Entries from a page text collection
● ● ● ● ● ● ●
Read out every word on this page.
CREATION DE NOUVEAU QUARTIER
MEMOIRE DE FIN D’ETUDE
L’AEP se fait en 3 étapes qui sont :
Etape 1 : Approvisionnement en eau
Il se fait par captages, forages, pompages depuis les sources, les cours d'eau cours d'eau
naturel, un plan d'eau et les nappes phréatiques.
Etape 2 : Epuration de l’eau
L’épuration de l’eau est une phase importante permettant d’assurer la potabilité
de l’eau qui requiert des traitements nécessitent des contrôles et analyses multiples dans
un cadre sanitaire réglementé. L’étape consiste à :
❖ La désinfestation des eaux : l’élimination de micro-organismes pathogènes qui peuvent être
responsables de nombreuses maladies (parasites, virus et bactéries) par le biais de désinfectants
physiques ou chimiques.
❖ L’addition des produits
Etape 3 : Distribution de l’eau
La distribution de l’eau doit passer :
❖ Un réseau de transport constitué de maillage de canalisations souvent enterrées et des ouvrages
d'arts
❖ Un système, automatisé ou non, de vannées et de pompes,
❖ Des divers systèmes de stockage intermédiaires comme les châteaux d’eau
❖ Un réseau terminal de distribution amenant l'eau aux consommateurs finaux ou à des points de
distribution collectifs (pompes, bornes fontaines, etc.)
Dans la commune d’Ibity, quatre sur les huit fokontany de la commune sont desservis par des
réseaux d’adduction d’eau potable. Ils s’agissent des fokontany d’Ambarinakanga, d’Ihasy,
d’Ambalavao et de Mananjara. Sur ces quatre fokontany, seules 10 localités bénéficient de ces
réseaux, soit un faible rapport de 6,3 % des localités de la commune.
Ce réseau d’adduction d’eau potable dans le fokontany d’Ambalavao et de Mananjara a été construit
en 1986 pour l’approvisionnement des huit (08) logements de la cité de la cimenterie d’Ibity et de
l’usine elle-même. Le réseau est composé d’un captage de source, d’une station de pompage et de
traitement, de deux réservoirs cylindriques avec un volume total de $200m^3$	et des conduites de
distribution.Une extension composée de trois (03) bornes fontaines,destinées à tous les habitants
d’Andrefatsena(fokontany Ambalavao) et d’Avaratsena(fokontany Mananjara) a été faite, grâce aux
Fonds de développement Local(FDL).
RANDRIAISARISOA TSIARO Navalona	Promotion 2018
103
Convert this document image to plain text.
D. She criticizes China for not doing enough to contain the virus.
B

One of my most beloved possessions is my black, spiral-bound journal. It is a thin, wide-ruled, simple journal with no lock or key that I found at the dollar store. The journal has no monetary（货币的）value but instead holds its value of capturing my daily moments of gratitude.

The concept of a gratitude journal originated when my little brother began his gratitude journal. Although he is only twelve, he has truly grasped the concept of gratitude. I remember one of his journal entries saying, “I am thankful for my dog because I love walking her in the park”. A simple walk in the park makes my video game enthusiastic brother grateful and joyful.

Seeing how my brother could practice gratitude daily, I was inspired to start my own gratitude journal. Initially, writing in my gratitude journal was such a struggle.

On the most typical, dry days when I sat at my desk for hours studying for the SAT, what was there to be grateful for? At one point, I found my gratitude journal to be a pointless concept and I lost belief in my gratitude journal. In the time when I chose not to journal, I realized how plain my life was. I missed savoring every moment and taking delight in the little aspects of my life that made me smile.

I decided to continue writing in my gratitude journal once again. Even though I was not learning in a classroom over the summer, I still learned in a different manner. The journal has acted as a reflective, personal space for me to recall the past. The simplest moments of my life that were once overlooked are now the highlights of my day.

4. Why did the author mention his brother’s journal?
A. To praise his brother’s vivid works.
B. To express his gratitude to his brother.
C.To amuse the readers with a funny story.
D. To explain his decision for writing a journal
● ● ● ● ● ● ●
** Task prompt **
Return every line above that contains the word "writing".

** Task solution **
Seeing how my brother could practice gratitude daily, I was inspired to start my own gratitude journal. Initially, writing in my gratitude journal was such a struggle.
I decided to continue writing in my gratitude journal once again. Even though I was not learning in a classroom over the summer, I still learned in a different manner. The journal has acted as a reflective, personal space for me to recall the past. The simplest moments of my life that were once overlooked are now the highlights of my day.
D. To explain his decision for writing a journal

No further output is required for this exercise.